▽

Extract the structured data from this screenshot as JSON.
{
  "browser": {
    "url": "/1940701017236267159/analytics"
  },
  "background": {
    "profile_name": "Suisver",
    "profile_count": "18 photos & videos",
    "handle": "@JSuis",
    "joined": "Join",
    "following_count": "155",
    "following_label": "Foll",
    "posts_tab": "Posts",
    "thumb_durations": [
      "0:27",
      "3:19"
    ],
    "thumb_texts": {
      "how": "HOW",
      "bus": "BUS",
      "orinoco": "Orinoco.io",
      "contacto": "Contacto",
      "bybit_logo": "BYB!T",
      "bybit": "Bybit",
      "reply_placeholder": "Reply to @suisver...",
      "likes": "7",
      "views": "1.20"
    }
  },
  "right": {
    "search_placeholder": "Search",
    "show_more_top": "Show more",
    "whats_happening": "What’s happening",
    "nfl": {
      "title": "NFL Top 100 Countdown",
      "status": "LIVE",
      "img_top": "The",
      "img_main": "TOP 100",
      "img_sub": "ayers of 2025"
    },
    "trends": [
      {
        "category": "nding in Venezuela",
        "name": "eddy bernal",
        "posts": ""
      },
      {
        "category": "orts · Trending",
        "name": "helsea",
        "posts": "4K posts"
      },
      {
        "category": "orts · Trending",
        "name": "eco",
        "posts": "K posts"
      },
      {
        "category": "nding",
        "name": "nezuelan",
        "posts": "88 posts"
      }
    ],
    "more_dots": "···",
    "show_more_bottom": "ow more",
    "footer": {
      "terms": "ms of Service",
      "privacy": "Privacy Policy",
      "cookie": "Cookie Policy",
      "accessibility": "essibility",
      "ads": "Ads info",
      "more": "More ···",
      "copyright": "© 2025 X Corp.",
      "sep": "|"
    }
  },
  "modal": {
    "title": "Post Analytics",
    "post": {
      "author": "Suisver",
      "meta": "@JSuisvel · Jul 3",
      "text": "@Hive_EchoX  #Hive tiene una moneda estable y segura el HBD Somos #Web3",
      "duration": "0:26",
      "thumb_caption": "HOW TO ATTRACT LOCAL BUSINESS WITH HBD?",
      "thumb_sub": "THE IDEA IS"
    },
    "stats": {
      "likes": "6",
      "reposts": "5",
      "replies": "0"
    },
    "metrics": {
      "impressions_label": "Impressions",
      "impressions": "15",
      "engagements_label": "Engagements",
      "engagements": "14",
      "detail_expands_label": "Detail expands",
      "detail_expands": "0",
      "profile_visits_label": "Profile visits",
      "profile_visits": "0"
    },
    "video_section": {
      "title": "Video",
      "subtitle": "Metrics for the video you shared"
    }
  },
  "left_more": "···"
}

△

Each line of the material should be duplicated exactly, please.

> **REPLY**
Extract the structured data from this screenshot as JSON.
{
  "browser": {
    "url": "/1940701017236267159/analytics"
  },
  "background": {
    "profile_name": "Suisver",
    "profile_count": "18 photos & videos",
    "handle": "@JSuis",
    "joined": "Join",
    "following_count": "155",
    "following_label": "Foll",
    "posts_tab": "Posts",
    "thumb_durations": [
      "0:27",
      "3:19"
    ],
    "thumb_texts": {
      "how": "HOW",
      "bus": "BUS",
      "orinoco": "Orinoco.io",
      "contacto": "Contacto",
      "bybit_logo": "BYB!T",
      "bybit": "Bybit",
      "reply_placeholder": "Reply to @suisver...",
      "likes": "7",
      "views": "1.20"
    }
  },
  "right": {
    "search_placeholder": "Search",
    "show_more_top": "Show more",
    "whats_happening": "What’s happening",
    "nfl": {
      "title": "NFL Top 100 Countdown",
      "status": "LIVE",
      "img_top": "The",
      "img_main": "TOP 100",
      "img_sub": "ayers of 2025"
    },
    "trends": [
      {
        "category": "nding in Venezuela",
        "name": "eddy bernal",
        "posts": ""
      },
      {
        "category": "orts · Trending",
        "name": "helsea",
        "posts": "4K posts"
      },
      {
        "category": "orts · Trending",
        "name": "eco",
        "posts": "K posts"
      },
      {
        "category": "nding",
        "name": "nezuelan",
        "posts": "88 posts"
      }
    ],
    "more_dots": "···",
    "show_more_bottom": "ow more",
    "footer": {
      "terms": "ms of Service",
      "privacy": "Privacy Policy",
      "cookie": "Cookie Policy",
      "accessibility": "essibility",
      "ads": "Ads info",
      "more": "More ···",
      "copyright": "© 2025 X Corp.",
      "sep": "|"
    }
  },
  "modal": {
    "title": "Post Analytics",
    "post": {
      "author": "Suisver",
      "meta": "@JSuisvel · Jul 3",
      "text": "@Hive_EchoX  #Hive tiene una moneda estable y segura el HBD Somos #Web3",
      "duration": "0:26",
      "thumb_caption": "HOW TO ATTRACT LOCAL BUSINESS WITH HBD?",
      "thumb_sub": "THE IDEA IS"
    },
    "stats": {
      "likes": "6",
      "reposts": "5",
      "replies": "0"
    },
    "metrics": {
      "impressions_label": "Impressions",
      "impressions": "15",
      "engagements_label": "Engagements",
      "engagements": "14",
      "detail_expands_label": "Detail expands",
      "detail_expands": "0",
      "profile_visits_label": "Profile visits",
      "profile_visits": "0"
    },
    "video_section": {
      "title": "Video",
      "subtitle": "Metrics for the video you shared"
    }
  },
  "left_more": "···"
}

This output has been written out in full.